THE PROBLEM - Pictures appear in the records below; write out everything else exactly.

□ □ □ □ □

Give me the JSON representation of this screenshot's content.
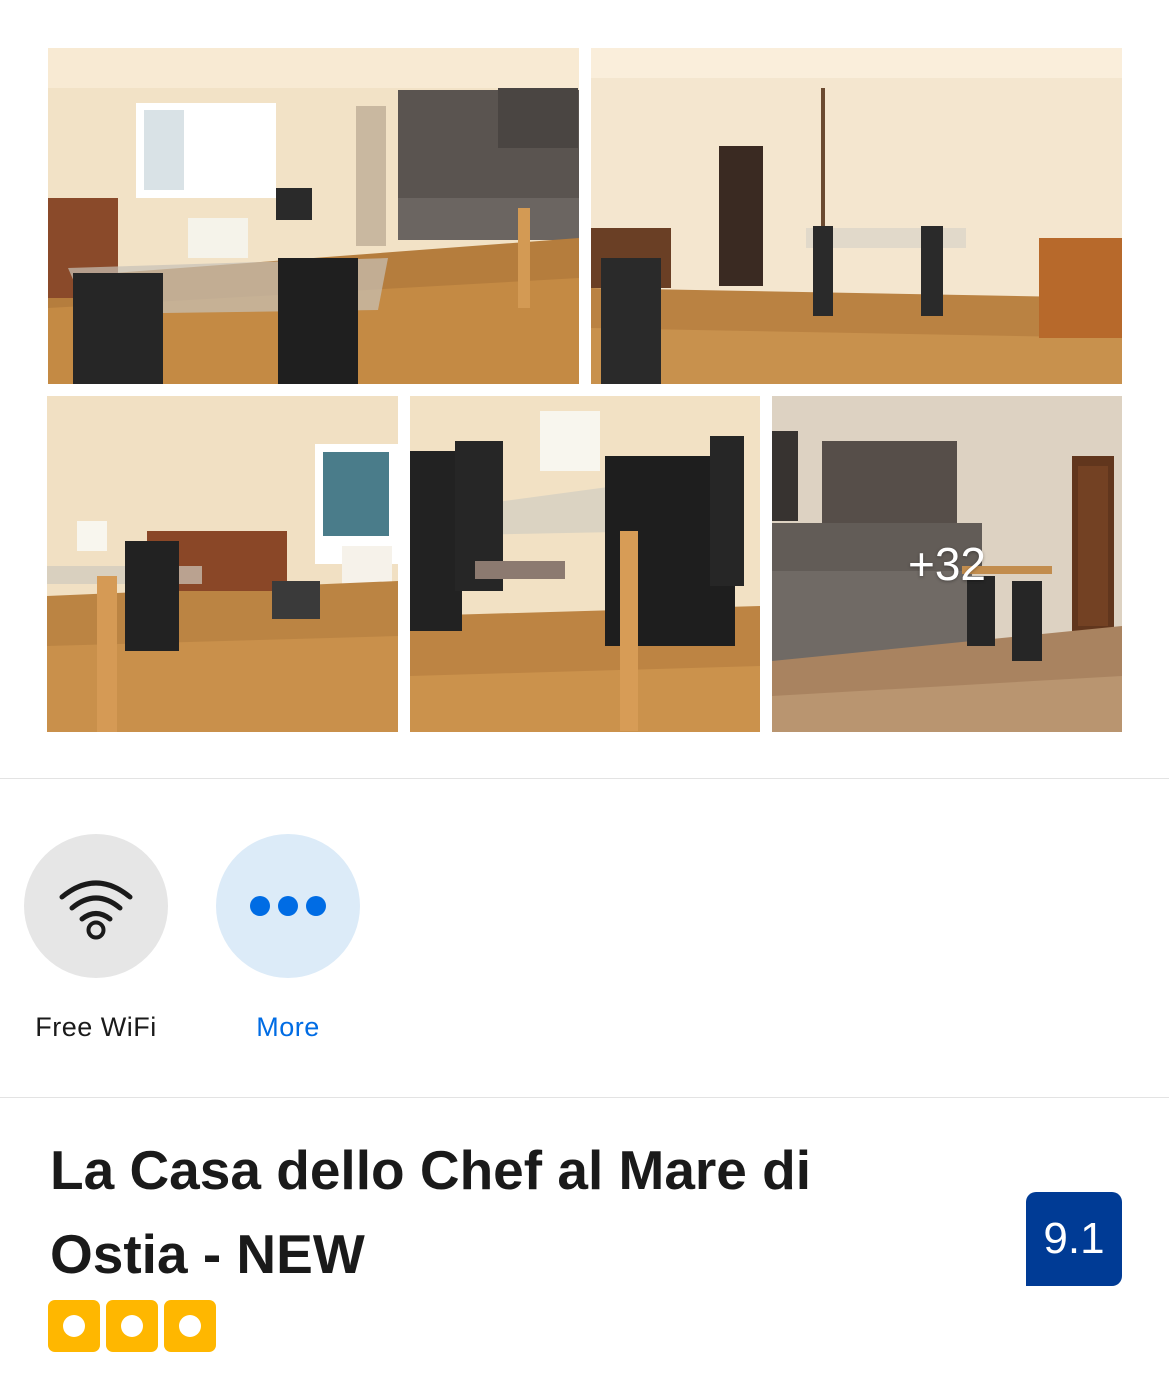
{
  "gallery": {
    "more_photos_label": "+32"
  },
  "facilities": {
    "wifi": {
      "label": "Free WiFi",
      "icon": "wifi-icon",
      "circle_color": "#e6e6e6",
      "text_color": "#1a1a1a"
    },
    "more": {
      "label": "More",
      "icon": "ellipsis-icon",
      "circle_color": "#dcebf8",
      "text_color": "#006ce4"
    }
  },
  "property": {
    "name": "La Casa dello Chef al Mare di Ostia - NEW",
    "review_score": "9.1",
    "star_rating": 3,
    "rating_icon": "yellow-square-dot",
    "score_badge_color": "#003b95",
    "rating_color": "#ffb700"
  }
}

□ □ □ □ □

REPLY -
Give me the JSON representation of this screenshot's content.
{
  "gallery": {
    "more_photos_label": "+32"
  },
  "facilities": {
    "wifi": {
      "label": "Free WiFi",
      "icon": "wifi-icon",
      "circle_color": "#e6e6e6",
      "text_color": "#1a1a1a"
    },
    "more": {
      "label": "More",
      "icon": "ellipsis-icon",
      "circle_color": "#dcebf8",
      "text_color": "#006ce4"
    }
  },
  "property": {
    "name": "La Casa dello Chef al Mare di Ostia - NEW",
    "review_score": "9.1",
    "star_rating": 3,
    "rating_icon": "yellow-square-dot",
    "score_badge_color": "#003b95",
    "rating_color": "#ffb700"
  }
}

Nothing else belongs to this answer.